▶ [TRECHO FORNECIDO]:
━━━━━━
A evidência conquistada pela extrema-direita no Brasil nos últimos anos, além de ter revelado uma série de questões mal resolvidas, em especial as relacionadas a uma tendência autoritária presente na sociedade brasileira, favoreceu o surgimento de vários fenômenos intrigantes. Um deles se refere ao fato de os termos “fascismo” e “fascista” terem extrapolado as páginas dos livros de história, dos livros de teoria política e das discussões acadêmicas, obtendo um amplo espaço nas redes sociais e provocando desde debates calorosos e profundos até discussões medíocres e vazias. Além do ambiente virtual, os termos passaram a fazer parte de conversas cotidianas nos centros urbanos, podendo serem ouvidos com certa facilidade em mesas de bares e restaurantes, em filas de supermercados e padarias, bem como em shoppings, parques e praças.
━━━━━━
▶ [ENTRADAS FORNECIDAS]:
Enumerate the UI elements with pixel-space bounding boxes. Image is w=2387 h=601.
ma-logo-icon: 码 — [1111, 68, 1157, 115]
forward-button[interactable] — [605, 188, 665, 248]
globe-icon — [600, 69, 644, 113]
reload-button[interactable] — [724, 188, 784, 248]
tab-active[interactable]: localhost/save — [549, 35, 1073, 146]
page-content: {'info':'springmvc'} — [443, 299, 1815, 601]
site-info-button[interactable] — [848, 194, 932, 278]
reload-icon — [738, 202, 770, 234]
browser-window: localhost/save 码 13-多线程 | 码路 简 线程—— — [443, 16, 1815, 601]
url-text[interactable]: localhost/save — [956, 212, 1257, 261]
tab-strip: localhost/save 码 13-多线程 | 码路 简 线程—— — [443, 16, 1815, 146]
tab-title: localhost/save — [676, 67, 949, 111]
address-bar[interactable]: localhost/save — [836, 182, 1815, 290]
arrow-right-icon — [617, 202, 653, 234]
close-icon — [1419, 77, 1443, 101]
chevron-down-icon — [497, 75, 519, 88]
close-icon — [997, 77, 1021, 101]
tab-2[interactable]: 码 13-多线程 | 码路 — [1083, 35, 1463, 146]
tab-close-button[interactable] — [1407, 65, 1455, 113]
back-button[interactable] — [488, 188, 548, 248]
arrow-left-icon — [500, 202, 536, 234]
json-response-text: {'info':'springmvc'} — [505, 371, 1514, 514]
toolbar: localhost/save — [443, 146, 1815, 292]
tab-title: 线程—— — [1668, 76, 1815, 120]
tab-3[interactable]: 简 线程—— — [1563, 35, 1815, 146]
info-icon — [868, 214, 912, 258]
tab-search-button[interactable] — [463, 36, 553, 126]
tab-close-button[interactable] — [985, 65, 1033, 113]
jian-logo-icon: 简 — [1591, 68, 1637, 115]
━━━━━━
▶ [TAREFAS]:
1. Reescreva em forma de lista o parágrafo do trecho sobre a extrema-direita no Brasil que começa com "A evidência conquistada", mantendo os fatos principais.
2. Repita, sem nenhuma alteração, todas as linhas das entradas fornecidas, da primeira à última.

▶ [RESPOSTAS POR TAREFA]:
1.
- Nos últimos anos, a evidência da extrema-direita no Brasil revelou questões mal resolvidas, em especial uma tendência autoritária na sociedade brasileira, e favoreceu fenômenos intrigantes.
- Um deles é que os termos "fascismo" e "fascista" saíram dos livros de história, dos livros de teoria política e das discussões acadêmicas e ganharam amplo espaço nas redes sociais. Lá provocaram desde debates calorosos e profundos até discussões medíocres e vazias.
- Fora do ambiente virtual, os termos entraram nas conversas cotidianas dos centros urbanos. Podem ser ouvidos em bares, restaurantes, filas de supermercados e padarias, shoppings, parques e praças.

2.
Enumerate the UI elements with pixel-space bounding boxes. Image is w=2387 h=601.
ma-logo-icon: 码 — [1111, 68, 1157, 115]
forward-button[interactable] — [605, 188, 665, 248]
globe-icon — [600, 69, 644, 113]
reload-button[interactable] — [724, 188, 784, 248]
tab-active[interactable]: localhost/save — [549, 35, 1073, 146]
page-content: {'info':'springmvc'} — [443, 299, 1815, 601]
site-info-button[interactable] — [848, 194, 932, 278]
reload-icon — [738, 202, 770, 234]
browser-window: localhost/save 码 13-多线程 | 码路 简 线程—— — [443, 16, 1815, 601]
url-text[interactable]: localhost/save — [956, 212, 1257, 261]
tab-strip: localhost/save 码 13-多线程 | 码路 简 线程—— — [443, 16, 1815, 146]
tab-title: localhost/save — [676, 67, 949, 111]
address-bar[interactable]: localhost/save — [836, 182, 1815, 290]
arrow-right-icon — [617, 202, 653, 234]
close-icon — [1419, 77, 1443, 101]
chevron-down-icon — [497, 75, 519, 88]
close-icon — [997, 77, 1021, 101]
tab-2[interactable]: 码 13-多线程 | 码路 — [1083, 35, 1463, 146]
tab-close-button[interactable] — [1407, 65, 1455, 113]
back-button[interactable] — [488, 188, 548, 248]
arrow-left-icon — [500, 202, 536, 234]
json-response-text: {'info':'springmvc'} — [505, 371, 1514, 514]
toolbar: localhost/save — [443, 146, 1815, 292]
tab-title: 线程—— — [1668, 76, 1815, 120]
tab-3[interactable]: 简 线程—— — [1563, 35, 1815, 146]
info-icon — [868, 214, 912, 258]
tab-search-button[interactable] — [463, 36, 553, 126]
tab-close-button[interactable] — [985, 65, 1033, 113]
jian-logo-icon: 简 — [1591, 68, 1637, 115]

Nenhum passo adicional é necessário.